Task data ▸

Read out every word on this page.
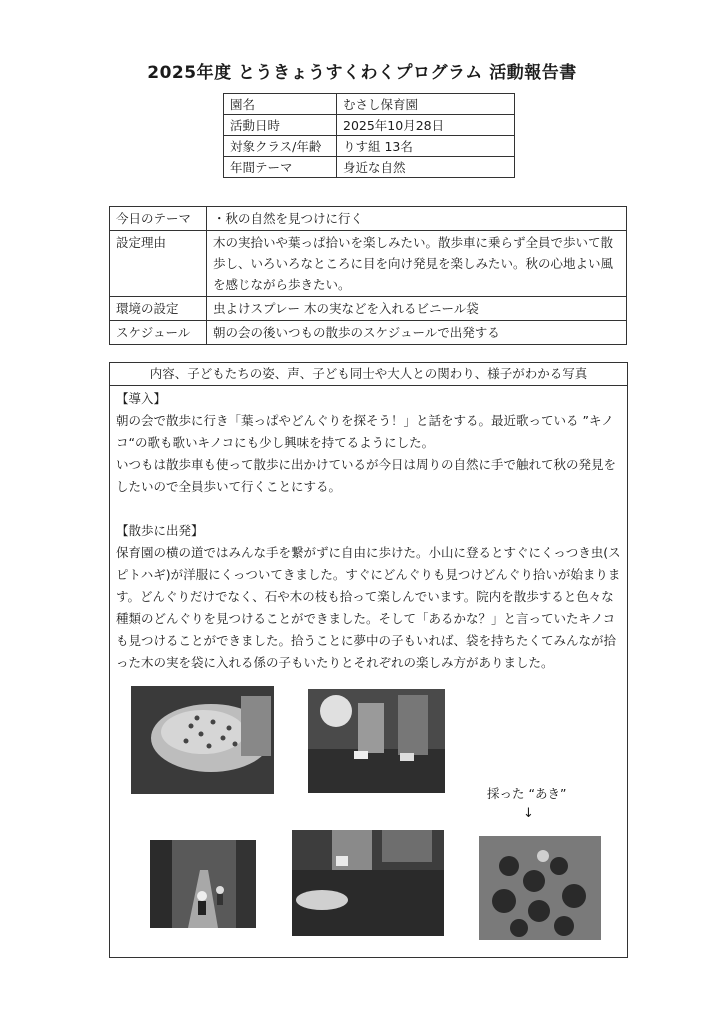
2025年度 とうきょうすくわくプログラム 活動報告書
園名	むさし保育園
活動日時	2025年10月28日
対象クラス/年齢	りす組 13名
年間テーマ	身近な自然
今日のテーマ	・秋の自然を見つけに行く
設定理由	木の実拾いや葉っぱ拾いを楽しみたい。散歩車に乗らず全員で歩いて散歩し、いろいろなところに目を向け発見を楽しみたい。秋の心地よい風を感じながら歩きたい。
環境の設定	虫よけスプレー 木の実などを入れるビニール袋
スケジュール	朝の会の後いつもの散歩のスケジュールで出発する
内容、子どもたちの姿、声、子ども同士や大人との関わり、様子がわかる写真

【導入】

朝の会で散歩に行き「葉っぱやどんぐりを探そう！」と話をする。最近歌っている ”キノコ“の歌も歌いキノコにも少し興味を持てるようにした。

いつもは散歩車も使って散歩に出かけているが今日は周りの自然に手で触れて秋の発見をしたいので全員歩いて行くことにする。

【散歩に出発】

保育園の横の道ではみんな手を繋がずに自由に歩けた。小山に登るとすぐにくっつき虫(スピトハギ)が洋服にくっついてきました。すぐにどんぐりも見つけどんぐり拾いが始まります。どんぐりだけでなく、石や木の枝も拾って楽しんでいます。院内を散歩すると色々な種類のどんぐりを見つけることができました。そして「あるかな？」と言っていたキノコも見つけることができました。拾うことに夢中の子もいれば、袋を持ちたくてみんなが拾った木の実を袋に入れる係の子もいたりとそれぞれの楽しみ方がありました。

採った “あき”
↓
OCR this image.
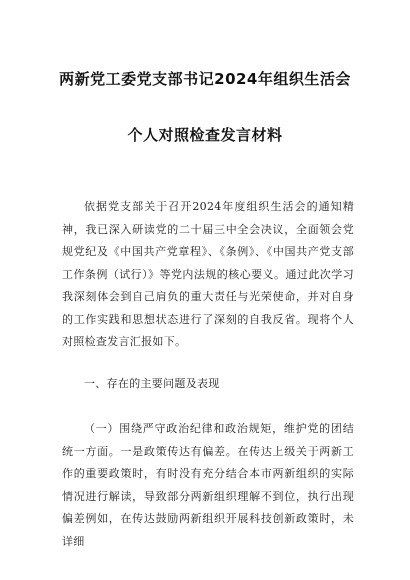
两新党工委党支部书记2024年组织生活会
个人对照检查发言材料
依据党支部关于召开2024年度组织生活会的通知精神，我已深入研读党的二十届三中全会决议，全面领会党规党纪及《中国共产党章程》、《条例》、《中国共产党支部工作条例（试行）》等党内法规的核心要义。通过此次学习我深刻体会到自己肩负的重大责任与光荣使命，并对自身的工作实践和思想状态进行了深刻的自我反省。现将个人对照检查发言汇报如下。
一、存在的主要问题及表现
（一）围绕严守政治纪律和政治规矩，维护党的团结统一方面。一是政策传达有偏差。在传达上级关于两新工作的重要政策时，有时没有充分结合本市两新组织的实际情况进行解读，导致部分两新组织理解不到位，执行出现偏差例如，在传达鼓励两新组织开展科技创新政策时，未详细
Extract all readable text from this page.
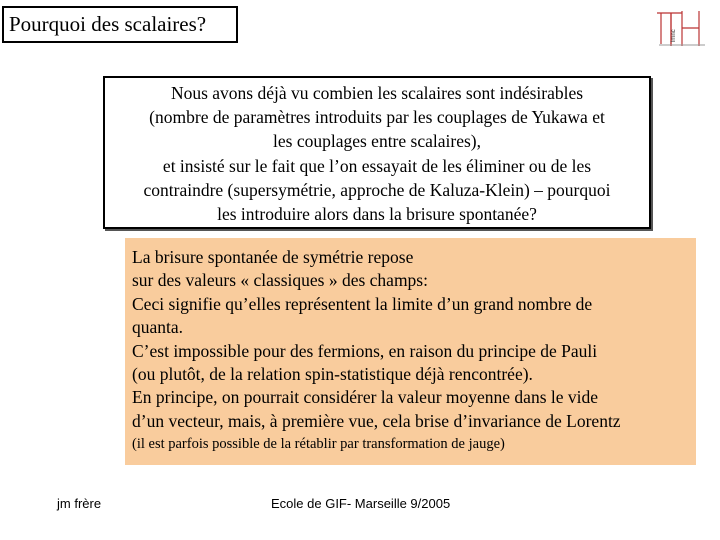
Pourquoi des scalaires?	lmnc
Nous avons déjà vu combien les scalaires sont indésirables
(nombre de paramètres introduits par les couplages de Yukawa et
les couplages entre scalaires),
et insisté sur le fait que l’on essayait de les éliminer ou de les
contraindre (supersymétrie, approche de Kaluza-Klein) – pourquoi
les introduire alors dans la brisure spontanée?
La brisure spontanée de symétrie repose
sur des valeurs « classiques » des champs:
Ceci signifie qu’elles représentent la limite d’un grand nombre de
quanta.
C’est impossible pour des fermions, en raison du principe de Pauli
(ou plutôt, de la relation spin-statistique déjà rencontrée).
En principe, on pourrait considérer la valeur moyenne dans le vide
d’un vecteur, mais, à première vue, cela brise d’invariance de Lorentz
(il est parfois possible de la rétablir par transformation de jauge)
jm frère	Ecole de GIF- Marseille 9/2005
* * *
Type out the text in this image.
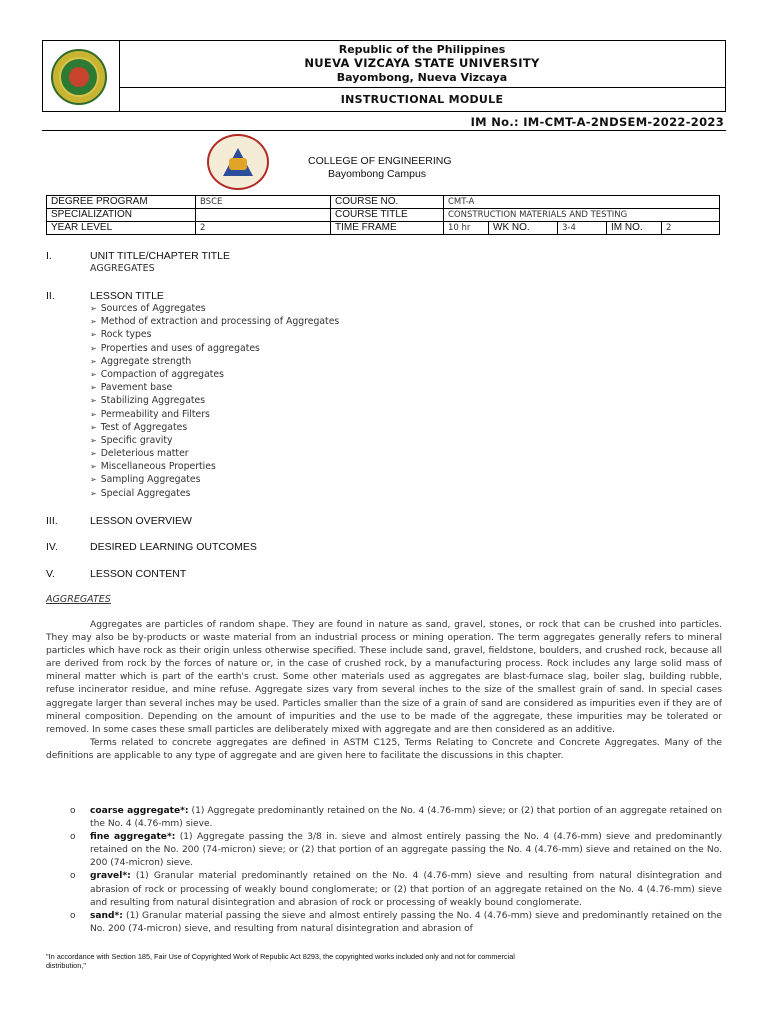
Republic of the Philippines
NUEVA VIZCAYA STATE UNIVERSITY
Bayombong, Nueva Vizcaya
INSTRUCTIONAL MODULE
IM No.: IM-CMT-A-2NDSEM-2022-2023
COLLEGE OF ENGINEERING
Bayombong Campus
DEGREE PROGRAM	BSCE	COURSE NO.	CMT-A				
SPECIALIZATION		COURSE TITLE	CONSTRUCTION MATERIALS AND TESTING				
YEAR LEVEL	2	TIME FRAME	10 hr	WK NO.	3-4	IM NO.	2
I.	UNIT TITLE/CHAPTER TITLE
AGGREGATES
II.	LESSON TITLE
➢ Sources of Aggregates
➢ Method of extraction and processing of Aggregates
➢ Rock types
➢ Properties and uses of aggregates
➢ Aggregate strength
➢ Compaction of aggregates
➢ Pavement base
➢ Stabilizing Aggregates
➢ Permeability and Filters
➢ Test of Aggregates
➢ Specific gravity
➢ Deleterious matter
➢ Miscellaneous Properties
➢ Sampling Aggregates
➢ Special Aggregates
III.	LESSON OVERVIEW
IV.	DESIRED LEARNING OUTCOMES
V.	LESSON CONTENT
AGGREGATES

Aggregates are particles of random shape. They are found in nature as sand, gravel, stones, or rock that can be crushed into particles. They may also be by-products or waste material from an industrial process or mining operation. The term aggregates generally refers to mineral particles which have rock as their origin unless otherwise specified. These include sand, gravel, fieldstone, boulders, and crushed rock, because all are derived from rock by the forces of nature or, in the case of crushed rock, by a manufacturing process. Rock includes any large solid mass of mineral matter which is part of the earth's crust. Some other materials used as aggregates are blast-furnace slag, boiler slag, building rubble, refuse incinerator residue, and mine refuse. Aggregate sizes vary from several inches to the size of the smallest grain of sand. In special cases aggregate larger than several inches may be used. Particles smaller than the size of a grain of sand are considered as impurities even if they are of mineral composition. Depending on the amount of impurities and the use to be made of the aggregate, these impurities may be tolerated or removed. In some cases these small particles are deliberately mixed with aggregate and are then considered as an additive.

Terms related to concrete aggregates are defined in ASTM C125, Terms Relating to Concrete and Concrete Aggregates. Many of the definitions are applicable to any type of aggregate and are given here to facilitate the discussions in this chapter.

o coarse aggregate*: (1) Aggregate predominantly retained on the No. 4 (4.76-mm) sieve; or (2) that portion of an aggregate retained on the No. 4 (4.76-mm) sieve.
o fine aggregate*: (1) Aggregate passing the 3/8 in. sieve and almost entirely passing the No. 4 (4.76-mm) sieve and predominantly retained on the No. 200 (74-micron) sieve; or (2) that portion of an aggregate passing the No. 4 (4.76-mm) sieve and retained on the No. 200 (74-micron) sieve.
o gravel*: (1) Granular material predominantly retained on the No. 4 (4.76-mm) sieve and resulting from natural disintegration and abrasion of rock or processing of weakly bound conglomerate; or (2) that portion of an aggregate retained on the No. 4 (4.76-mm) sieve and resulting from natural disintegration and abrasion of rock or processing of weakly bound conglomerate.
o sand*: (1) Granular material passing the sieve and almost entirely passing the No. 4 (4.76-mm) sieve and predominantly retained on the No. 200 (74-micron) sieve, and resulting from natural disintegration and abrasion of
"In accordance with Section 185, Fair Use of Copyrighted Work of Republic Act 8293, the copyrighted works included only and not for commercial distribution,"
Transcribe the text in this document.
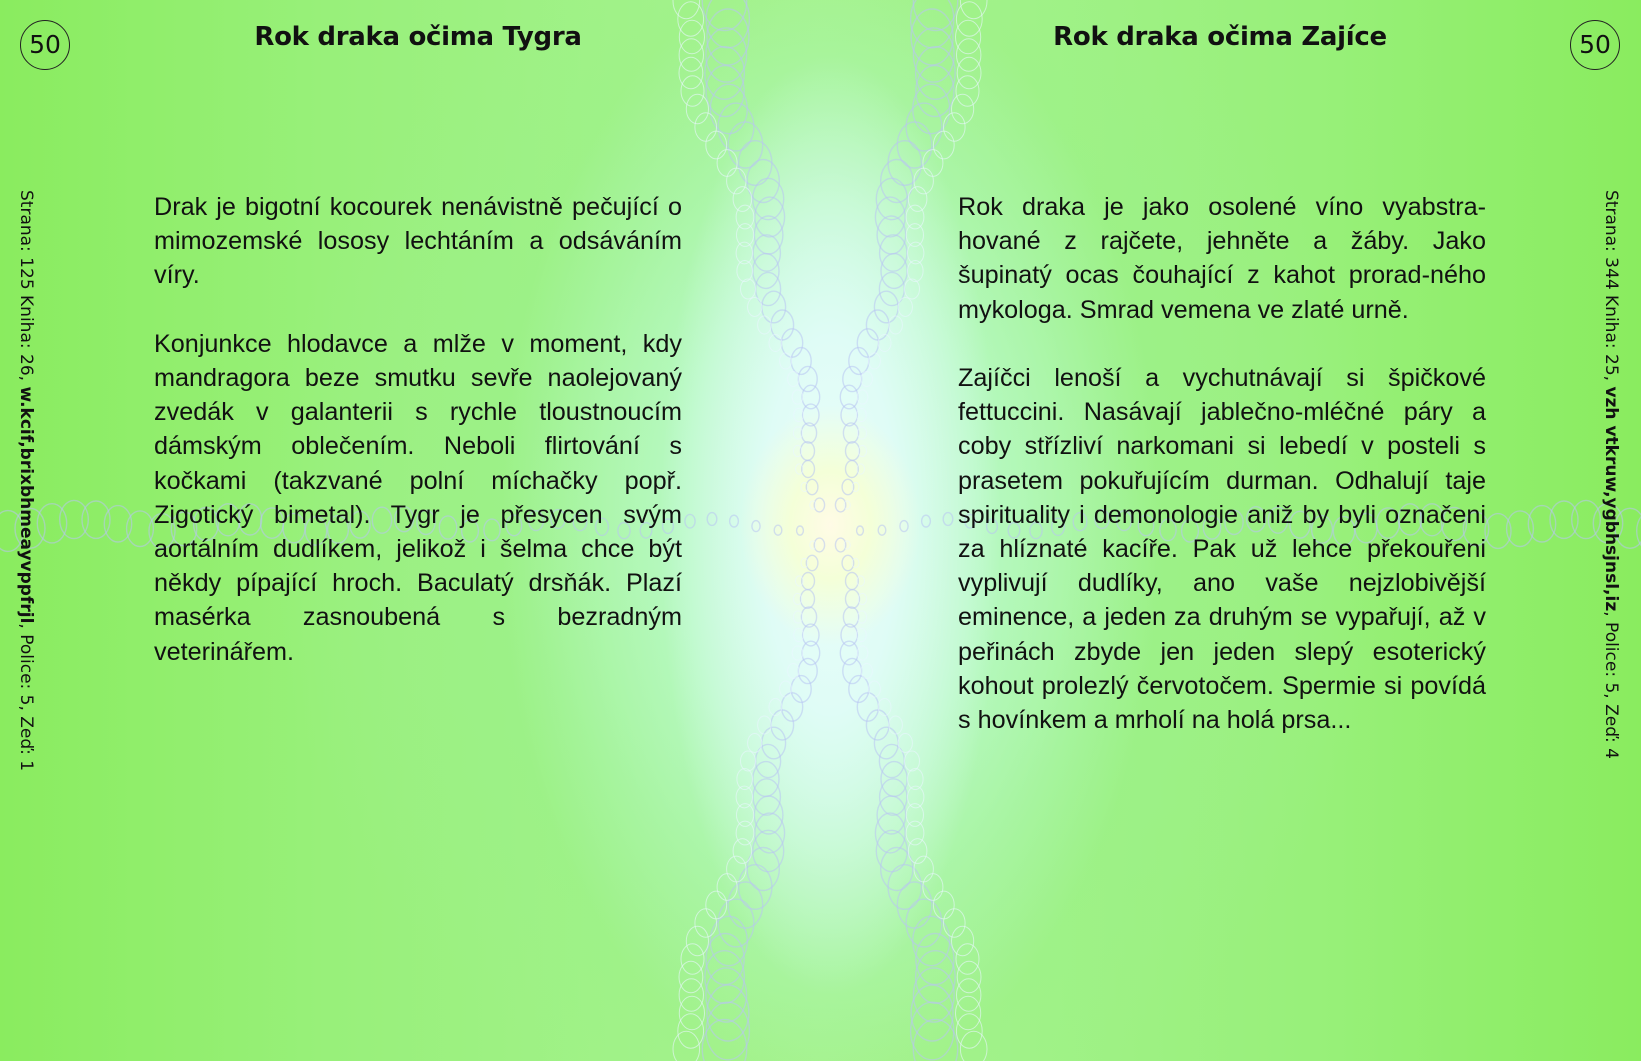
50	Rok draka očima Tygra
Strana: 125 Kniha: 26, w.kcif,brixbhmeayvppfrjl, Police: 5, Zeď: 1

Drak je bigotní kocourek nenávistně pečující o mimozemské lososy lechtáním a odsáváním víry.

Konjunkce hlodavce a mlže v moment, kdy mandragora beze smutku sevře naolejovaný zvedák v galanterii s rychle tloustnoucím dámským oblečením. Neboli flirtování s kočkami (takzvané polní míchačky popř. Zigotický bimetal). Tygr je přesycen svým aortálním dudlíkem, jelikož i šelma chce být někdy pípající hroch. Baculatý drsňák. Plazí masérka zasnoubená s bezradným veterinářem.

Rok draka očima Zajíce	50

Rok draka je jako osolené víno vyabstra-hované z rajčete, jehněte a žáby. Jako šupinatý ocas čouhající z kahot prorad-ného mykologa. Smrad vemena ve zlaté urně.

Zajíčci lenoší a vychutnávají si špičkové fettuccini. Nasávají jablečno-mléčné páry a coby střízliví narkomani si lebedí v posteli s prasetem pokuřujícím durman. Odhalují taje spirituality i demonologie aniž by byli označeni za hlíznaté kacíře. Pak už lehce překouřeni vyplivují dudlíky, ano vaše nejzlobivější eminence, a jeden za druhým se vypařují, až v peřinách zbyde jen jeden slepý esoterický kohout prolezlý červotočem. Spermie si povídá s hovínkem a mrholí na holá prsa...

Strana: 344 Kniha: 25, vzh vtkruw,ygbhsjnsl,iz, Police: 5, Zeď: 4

Exercise description ▸ Report the number of lines that include the string "page"; return nothing but the count.

Solution to this exercise ▸ 2